• Required tasks
[1] Summarize the forum discussion about bike helmets in two sentences.
[2] Extend the forum discussion about bike helmets and state mandates, picking up after its final sentence.

[Document excerpt — start]

The helmet was merely cracked.
I merely forgot thirty seconds before the crash—no concussion.
The behavior of the truck driver, ignoring the biker, is normal. The biker was not paranoid enough. Drivers often underestimate the speed of a bike, if they even notice them at all.
Of course, the biker had the right of way. That doesn't’t matter if you’re dead. A biker’s first goal is to stay alive. Speed is secondary—or tertiary.
I have a Giro sitting right in front of me on my desk. I never ride without it however, if someone decides to open a car door on me as they drive by I am not sure the helmet is going to help.
Having spent some time as a first responder/emt anyone riding a bike (motorcycle) and not wearing a helmet anyone driving in a car (van, truck) and not wearing a seatbelt, would, in my opinion, be a stupid person.
"Show me just what Mohammed brought that was new, and there you will find things only evil and inhuman, such as his command to spread by the sword the faith he preached." - Manuel II Palelologus
Well if making someone wear a $50.00 helmet will save the state $250,000.00 in medical bills then I am all for it.
Not a good example because it applies to **everything** that will save "the state" money. High fat foods - ban them. Not exercising every day - fine him/her until he/she does, etc. The problem is that "the state" is WAY too involved in our lives, transferring money from you and me to others, in most cases against my will. Charity is one thing but forcing me to pay for anyone and everyone's stupid choices is another.

[Document excerpt — finish]
[Provided records — start]

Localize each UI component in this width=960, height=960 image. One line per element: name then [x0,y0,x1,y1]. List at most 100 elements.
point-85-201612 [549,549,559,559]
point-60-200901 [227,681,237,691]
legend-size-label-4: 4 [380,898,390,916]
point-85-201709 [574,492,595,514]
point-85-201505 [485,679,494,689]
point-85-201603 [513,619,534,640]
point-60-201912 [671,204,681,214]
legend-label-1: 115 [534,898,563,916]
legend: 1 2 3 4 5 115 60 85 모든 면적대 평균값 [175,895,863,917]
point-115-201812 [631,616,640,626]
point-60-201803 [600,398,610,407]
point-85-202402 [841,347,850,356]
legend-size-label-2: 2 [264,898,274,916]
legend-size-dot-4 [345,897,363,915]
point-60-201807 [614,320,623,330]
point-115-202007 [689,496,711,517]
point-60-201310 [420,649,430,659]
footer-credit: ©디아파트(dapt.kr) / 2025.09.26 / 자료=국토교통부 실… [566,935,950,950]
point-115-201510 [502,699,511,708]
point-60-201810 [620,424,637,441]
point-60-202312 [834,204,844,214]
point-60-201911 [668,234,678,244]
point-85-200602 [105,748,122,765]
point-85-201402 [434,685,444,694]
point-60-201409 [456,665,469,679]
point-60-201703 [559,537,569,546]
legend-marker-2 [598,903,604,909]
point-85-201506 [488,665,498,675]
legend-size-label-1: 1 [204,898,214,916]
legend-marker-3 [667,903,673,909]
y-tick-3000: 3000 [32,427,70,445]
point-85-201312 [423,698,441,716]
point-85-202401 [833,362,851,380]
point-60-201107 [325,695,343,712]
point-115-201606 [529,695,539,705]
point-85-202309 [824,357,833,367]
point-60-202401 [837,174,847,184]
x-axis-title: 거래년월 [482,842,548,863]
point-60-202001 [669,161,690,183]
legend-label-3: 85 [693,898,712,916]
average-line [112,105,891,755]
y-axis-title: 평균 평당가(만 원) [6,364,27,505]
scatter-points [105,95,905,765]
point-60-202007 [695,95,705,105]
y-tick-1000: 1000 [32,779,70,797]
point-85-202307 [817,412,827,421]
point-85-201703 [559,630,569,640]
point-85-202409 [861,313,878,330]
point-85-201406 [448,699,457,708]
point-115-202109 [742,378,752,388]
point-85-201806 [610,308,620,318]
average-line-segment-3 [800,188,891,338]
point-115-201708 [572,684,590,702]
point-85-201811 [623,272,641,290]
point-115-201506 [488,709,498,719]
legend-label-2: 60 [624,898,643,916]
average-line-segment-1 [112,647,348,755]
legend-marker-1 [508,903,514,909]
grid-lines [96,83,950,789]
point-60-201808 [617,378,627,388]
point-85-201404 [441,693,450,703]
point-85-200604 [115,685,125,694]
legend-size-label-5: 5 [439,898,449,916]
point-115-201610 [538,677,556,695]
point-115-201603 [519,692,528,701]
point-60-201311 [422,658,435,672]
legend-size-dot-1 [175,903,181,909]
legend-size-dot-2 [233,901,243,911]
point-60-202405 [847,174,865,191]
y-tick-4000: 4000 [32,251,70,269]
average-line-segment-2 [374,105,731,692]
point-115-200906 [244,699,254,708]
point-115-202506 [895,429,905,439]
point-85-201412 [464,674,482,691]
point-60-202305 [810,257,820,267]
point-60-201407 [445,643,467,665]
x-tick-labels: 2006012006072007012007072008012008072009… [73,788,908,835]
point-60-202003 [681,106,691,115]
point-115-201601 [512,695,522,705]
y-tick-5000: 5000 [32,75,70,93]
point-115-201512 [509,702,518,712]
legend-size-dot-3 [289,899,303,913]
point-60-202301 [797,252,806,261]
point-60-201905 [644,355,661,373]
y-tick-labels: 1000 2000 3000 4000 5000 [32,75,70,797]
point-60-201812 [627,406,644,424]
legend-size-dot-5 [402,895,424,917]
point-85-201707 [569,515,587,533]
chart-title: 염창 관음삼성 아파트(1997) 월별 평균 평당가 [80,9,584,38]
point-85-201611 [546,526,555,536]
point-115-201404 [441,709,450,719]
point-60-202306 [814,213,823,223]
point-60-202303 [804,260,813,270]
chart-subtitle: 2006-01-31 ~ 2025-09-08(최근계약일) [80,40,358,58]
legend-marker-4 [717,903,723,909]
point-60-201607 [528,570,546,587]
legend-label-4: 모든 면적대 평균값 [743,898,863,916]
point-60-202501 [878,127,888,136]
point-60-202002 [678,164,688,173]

[Provided records — finish]

• Task responses
[1] Commenters stress that a biker's first goal is to stay alive, since drivers often underestimate a bike's speed or fail to notice bikes at all, and having the right of way doesn't matter if the rider is dead. One commenter backs requiring a $50.00 helmet if it saves the state $250,000.00 in medical bills, while another objects that the same reasoning would justify banning high-fat foods and argues that the state is far too involved in people's lives.

[2]
The math doesn't work that way. It's Thousands of people wearing $50.00 helmets and all bearing a small diminshment of their normal lives, each for the lost money and for the helmet, that saves the state the "$250,000.00" for the singular incident. Add that to all of the other diminishments, and one starts to get some genuinely burdonsome diminishments of life and liberty. Add further that some portion of accidents, including fatal ones will be made *more* likely by wearing of the helmets, and you further diminish the return.
Personally, in this particular circumstance, I think the trade-off still is a good one, but it's a whole lot less clear-cut than your example.
I agree with you about ridiculous helmet laws. As a neurosurgeon at a busy trauma center, it is always a wonderful feeling for me to be able to call the transplant team for another brain-dead, non-helmeted organ donor. Unfortunately, we’ve been seeing less of them these days because of the helmet laws. You are right on target with your criticism of the idiotic suggestion that people should be made to wear helmets. I think it is ethically and morally wrong to sentence thousands of organ recipients to death because of a lack of organ donors. I think the government should pay cyclists, skateboarders, and especially motorcycle riders to stop wearing those stupid helmets so that many more deserving people can recieve the gift of their precious organs. Down with helmets!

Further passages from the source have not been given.